ASSIGNMENT
Return the entire passage on mutational genetic load word for word.

DOCUMENT PASSAGE
= Beginning of Section =

1. Mutational Genetic-Load

Most often, this type of genetic load includes autosomal-recessive mutations. A side effect of a mutation is the weakening of a population, due to the accumulation of various forms of unwanted alleles. Stabilizing natural selection either removes deleterious mutations from a population or, conversely, preserves them. In the process of artificial selection, which is widely used in breeding dairy cattle, when screening sires for mutant alleles such as CD18G, SLC35A3T and FANCIBY causing BLAD, CVM and BY, respectively, and as well as reducing the cheese suitability of milk (CSN3C, CSN3E) or milk quality (CSN2A1, CSN2B) in daughters, most often such sires are culled from the user part of the breeders. Often, they are used under strict control, due to their high prepotency, selecting female non-carriers of one or another mutation for mating. This scheme is implemented by a breeder when a bull-reproducing group of cows is created and there is a need to obtain bulls desirable for reproduction. It also happens, on the contrary, that mutations are preserved due to associations with certain economically important traits (milk yield, high fat-content in milk or high fertility), most often in a heterozygous state and due to the impossibility of their presence in a homozygote. Thus, the mutation in this case is a trail of an important economic or biological trait. At the same time, there are more cows than sires in herds, so they are a kind of biological reserve, i.e., hidden carriers of the above mutant alleles. Marzanova [1] reported that, when creating a bull-reproducing group at one breeder site, a genetic test of the selected cows was performed for carriers of unwanted mutations. Of the 34 selected cows, 17 turned out to be carriers of the SLC35A3T allele causing CVM; they turned out to be the daughters of two bulls carrying this mutation. It was also noted that under environmental conditions, natural selection removes carriers of harmful mutations from the animal population, since they are weaker than healthy animals [1].

= End of Section =

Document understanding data
= Beginning of Section =

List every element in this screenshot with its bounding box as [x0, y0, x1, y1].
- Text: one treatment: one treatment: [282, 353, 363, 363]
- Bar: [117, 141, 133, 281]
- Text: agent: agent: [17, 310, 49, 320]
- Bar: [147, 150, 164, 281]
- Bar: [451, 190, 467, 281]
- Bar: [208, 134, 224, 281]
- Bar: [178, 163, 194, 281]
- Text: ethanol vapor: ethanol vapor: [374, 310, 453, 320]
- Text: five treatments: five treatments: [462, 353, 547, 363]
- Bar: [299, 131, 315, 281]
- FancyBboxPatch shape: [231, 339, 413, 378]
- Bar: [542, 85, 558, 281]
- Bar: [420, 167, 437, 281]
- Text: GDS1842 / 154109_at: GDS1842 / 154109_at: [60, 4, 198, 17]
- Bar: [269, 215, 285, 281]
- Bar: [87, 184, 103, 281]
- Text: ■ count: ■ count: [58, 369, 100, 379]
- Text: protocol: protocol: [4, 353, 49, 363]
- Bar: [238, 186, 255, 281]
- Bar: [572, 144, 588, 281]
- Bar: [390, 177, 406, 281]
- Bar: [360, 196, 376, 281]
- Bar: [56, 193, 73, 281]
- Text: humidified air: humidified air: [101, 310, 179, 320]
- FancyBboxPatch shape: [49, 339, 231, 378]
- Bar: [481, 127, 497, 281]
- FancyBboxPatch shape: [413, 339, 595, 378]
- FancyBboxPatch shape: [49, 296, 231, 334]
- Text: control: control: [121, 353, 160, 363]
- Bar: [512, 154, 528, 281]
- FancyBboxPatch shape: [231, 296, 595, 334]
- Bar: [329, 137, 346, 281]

= End of Section =

OUTPUT OF THE EXERCISE
1. Mutational Genetic-Load

Most often, this type of genetic load includes autosomal-recessive mutations. A side effect of a mutation is the weakening of a population, due to the accumulation of various forms of unwanted alleles. Stabilizing natural selection either removes deleterious mutations from a population or, conversely, preserves them. In the process of artificial selection, which is widely used in breeding dairy cattle, when screening sires for mutant alleles such as CD18G, SLC35A3T and FANCIBY causing BLAD, CVM and BY, respectively, and as well as reducing the cheese suitability of milk (CSN3C, CSN3E) or milk quality (CSN2A1, CSN2B) in daughters, most often such sires are culled from the user part of the breeders. Often, they are used under strict control, due to their high prepotency, selecting female non-carriers of one or another mutation for mating. This scheme is implemented by a breeder when a bull-reproducing group of cows is created and there is a need to obtain bulls desirable for reproduction. It also happens, on the contrary, that mutations are preserved due to associations with certain economically important traits (milk yield, high fat-content in milk or high fertility), most often in a heterozygous state and due to the impossibility of their presence in a homozygote. Thus, the mutation in this case is a trail of an important economic or biological trait. At the same time, there are more cows than sires in herds, so they are a kind of biological reserve, i.e., hidden carriers of the above mutant alleles. Marzanova [1] reported that, when creating a bull-reproducing group at one breeder site, a genetic test of the selected cows was performed for carriers of unwanted mutations. Of the 34 selected cows, 17 turned out to be carriers of the SLC35A3T allele causing CVM; they turned out to be the daughters of two bulls carrying this mutation. It was also noted that under environmental conditions, natural selection removes carriers of harmful mutations from the animal population, since they are weaker than healthy animals [1].